— BEGIN Material to process —

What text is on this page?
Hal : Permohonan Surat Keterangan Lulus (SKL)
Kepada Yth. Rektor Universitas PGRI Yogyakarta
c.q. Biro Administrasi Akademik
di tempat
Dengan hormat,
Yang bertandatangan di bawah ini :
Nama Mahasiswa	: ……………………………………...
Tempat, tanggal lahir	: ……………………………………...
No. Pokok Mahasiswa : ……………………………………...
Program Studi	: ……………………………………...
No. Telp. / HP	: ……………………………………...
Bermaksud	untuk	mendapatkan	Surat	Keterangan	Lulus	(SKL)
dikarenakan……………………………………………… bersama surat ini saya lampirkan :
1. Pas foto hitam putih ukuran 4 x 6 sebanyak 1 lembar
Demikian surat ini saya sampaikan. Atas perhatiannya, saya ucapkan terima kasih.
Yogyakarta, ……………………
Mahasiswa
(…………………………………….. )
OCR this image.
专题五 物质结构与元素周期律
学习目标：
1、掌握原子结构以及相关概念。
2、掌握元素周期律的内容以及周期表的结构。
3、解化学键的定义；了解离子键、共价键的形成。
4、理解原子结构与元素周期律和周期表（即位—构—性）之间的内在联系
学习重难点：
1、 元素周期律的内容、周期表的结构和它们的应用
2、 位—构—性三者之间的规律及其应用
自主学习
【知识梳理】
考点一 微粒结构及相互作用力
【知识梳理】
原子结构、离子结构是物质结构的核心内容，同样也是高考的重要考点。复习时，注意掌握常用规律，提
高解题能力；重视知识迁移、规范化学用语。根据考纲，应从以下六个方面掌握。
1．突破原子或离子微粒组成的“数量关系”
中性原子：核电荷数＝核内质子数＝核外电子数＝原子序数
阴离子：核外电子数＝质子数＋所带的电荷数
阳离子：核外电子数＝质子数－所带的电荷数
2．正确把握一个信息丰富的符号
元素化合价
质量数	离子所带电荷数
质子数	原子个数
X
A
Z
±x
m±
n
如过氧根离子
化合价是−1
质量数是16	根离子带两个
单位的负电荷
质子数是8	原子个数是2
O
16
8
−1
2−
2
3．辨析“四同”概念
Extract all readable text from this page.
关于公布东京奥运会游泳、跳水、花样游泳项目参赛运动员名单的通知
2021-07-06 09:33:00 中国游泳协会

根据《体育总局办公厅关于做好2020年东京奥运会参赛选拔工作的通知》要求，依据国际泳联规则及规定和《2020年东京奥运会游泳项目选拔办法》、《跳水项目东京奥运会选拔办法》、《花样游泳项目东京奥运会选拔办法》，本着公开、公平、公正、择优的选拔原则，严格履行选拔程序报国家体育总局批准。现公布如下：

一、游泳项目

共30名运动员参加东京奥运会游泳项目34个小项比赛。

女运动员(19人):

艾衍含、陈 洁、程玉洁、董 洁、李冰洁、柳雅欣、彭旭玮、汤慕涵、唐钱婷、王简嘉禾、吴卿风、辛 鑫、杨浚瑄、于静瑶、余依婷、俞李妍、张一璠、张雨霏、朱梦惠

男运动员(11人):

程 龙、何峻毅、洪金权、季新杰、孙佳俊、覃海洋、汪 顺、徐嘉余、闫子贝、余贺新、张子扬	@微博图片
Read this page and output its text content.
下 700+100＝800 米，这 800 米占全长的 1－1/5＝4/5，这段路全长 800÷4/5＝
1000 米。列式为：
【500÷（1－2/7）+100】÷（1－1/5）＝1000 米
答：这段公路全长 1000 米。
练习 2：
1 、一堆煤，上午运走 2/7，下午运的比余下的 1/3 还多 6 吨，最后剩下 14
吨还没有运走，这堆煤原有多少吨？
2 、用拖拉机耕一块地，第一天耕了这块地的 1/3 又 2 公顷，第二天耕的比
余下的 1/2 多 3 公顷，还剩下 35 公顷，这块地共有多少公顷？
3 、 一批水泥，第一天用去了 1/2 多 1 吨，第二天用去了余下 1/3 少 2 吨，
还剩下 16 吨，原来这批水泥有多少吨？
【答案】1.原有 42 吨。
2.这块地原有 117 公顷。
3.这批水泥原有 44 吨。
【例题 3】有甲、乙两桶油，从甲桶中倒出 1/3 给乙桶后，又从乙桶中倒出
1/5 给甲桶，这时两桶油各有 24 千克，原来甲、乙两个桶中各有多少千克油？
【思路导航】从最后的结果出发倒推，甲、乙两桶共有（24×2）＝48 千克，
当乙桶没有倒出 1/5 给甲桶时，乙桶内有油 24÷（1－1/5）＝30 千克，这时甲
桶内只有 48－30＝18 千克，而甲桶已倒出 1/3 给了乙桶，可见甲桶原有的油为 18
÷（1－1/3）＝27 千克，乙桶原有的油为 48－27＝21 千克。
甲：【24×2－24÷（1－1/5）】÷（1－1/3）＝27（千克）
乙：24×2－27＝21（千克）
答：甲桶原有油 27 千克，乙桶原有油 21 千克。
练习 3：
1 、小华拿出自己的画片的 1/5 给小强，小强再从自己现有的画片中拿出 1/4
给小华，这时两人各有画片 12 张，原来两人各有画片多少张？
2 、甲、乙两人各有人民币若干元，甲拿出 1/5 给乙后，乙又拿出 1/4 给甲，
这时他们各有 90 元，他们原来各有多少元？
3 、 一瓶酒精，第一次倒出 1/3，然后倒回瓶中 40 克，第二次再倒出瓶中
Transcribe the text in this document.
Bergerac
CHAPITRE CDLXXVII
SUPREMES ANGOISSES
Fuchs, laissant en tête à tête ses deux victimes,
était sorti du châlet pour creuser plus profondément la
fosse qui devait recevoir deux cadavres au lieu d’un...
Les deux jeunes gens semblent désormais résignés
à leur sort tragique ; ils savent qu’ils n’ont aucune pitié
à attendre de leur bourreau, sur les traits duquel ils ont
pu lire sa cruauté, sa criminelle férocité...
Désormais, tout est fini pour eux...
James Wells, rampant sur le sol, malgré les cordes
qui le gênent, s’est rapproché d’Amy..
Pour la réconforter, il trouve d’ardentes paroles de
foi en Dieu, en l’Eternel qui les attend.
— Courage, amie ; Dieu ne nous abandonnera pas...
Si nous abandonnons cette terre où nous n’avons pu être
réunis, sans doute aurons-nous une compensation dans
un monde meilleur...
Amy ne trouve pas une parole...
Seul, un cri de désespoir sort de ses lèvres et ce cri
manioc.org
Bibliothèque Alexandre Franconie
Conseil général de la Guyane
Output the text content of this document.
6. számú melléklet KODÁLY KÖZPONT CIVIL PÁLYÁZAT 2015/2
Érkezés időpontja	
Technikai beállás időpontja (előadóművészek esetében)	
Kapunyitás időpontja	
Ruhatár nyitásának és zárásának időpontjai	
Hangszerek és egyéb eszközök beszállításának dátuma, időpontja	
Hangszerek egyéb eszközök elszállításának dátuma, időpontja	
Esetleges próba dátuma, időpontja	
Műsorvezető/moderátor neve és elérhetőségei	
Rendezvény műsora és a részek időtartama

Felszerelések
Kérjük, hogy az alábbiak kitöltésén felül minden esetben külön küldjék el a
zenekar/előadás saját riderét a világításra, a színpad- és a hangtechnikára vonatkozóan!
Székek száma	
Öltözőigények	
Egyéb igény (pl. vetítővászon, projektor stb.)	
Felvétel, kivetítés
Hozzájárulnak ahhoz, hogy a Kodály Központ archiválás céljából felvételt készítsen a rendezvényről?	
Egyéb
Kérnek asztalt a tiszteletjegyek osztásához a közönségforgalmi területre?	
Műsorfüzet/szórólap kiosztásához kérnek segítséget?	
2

— END Material to process —

[Direction]
Starting at the line that contains "Output the text content of this document.", output each remaining line of the listing, the last line included, exactly as it appears.

[Exercise answer]
Output the text content of this document.
6. számú melléklet KODÁLY KÖZPONT CIVIL PÁLYÁZAT 2015/2
Érkezés időpontja	
Technikai beállás időpontja (előadóművészek esetében)	
Kapunyitás időpontja	
Ruhatár nyitásának és zárásának időpontjai	
Hangszerek és egyéb eszközök beszállításának dátuma, időpontja	
Hangszerek egyéb eszközök elszállításának dátuma, időpontja	
Esetleges próba dátuma, időpontja	
Műsorvezető/moderátor neve és elérhetőségei	
Rendezvény műsora és a részek időtartama

Felszerelések
Kérjük, hogy az alábbiak kitöltésén felül minden esetben külön küldjék el a
zenekar/előadás saját riderét a világításra, a színpad- és a hangtechnikára vonatkozóan!
Székek száma	
Öltözőigények	
Egyéb igény (pl. vetítővászon, projektor stb.)	
Felvétel, kivetítés
Hozzájárulnak ahhoz, hogy a Kodály Központ archiválás céljából felvételt készítsen a rendezvényről?	
Egyéb
Kérnek asztalt a tiszteletjegyek osztásához a közönségforgalmi területre?	
Műsorfüzet/szórólap kiosztásához kérnek segítséget?	
2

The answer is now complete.